#### Work to be completed:
For the data below, the lines that hold "welche" should be counted; only the resulting number is expected.
====== Material for this exercise
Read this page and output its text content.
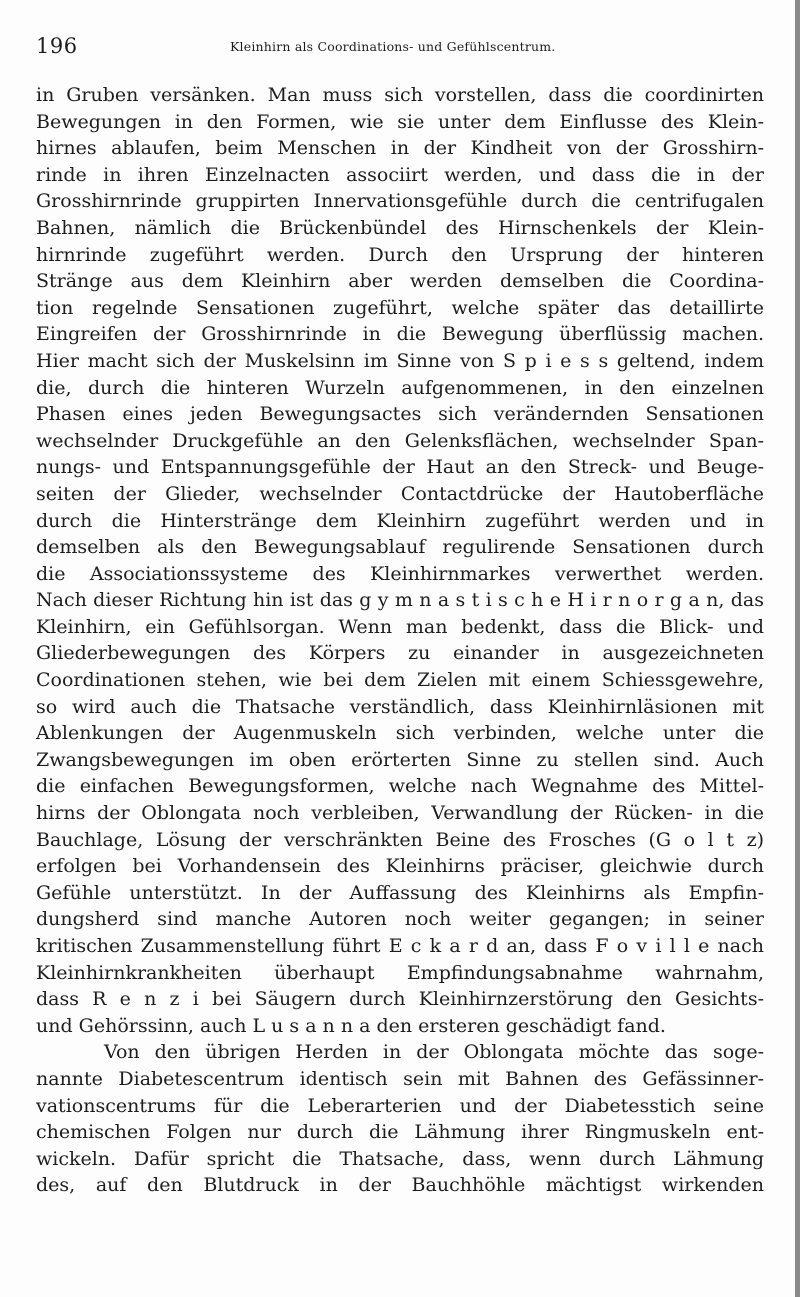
196	Kleinhirn als Coordinations- und Gefühlscentrum.
in Gruben versänken. Man muss sich vorstellen, dass die coordinirten
Bewegungen in den Formen, wie sie unter dem Einflusse des Klein-
hirnes ablaufen, beim Menschen in der Kindheit von der Grosshirn-
rinde in ihren Einzelnacten associirt werden, und dass die in der
Grosshirnrinde gruppirten Innervationsgefühle durch die centrifugalen
Bahnen, nämlich die Brückenbündel des Hirnschenkels der Klein-
hirnrinde zugeführt werden. Durch den Ursprung der hinteren
Stränge aus dem Kleinhirn aber werden demselben die Coordina-
tion regelnde Sensationen zugeführt, welche später das detaillirte
Eingreifen der Grosshirnrinde in die Bewegung überflüssig machen.
Hier macht sich der Muskelsinn im Sinne von S p i e s s geltend, indem
die, durch die hinteren Wurzeln aufgenommenen, in den einzelnen
Phasen eines jeden Bewegungsactes sich verändernden Sensationen
wechselnder Druckgefühle an den Gelenksflächen, wechselnder Span-
nungs- und Entspannungsgefühle der Haut an den Streck- und Beuge-
seiten der Glieder, wechselnder Contactdrücke der Hautoberfläche
durch die Hinterstränge dem Kleinhirn zugeführt werden und in
demselben als den Bewegungsablauf regulirende Sensationen durch
die Associationssysteme des Kleinhirnmarkes verwerthet werden.
Nach dieser Richtung hin ist das g y m n a s t i s c h e H i r n o r g a n, das
Kleinhirn, ein Gefühlsorgan. Wenn man bedenkt, dass die Blick- und
Gliederbewegungen des Körpers zu einander in ausgezeichneten
Coordinationen stehen, wie bei dem Zielen mit einem Schiessgewehre,
so wird auch die Thatsache verständlich, dass Kleinhirnläsionen mit
Ablenkungen der Augenmuskeln sich verbinden, welche unter die
Zwangsbewegungen im oben erörterten Sinne zu stellen sind. Auch
die einfachen Bewegungsformen, welche nach Wegnahme des Mittel-
hirns der Oblongata noch verbleiben, Verwandlung der Rücken- in die
Bauchlage, Lösung der verschränkten Beine des Frosches (G o l t z)
erfolgen bei Vorhandensein des Kleinhirns präciser, gleichwie durch
Gefühle unterstützt. In der Auffassung des Kleinhirns als Empfin-
dungsherd sind manche Autoren noch weiter gegangen; in seiner
kritischen Zusammenstellung führt E c k a r d an, dass F o v i l l e nach
Kleinhirnkrankheiten überhaupt Empfindungsabnahme wahrnahm,
dass R e n z i bei Säugern durch Kleinhirnzerstörung den Gesichts-
und Gehörssinn, auch L u s a n n a den ersteren geschädigt fand.
Von den übrigen Herden in der Oblongata möchte das soge-
nannte Diabetescentrum identisch sein mit Bahnen des Gefässinner-
vationscentrums für die Leberarterien und der Diabetesstich seine
chemischen Folgen nur durch die Lähmung ihrer Ringmuskeln ent-
wickeln. Dafür spricht die Thatsache, dass, wenn durch Lähmung
des, auf den Blutdruck in der Bauchhöhle mächtigst wirkenden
============
#### Written answer:
3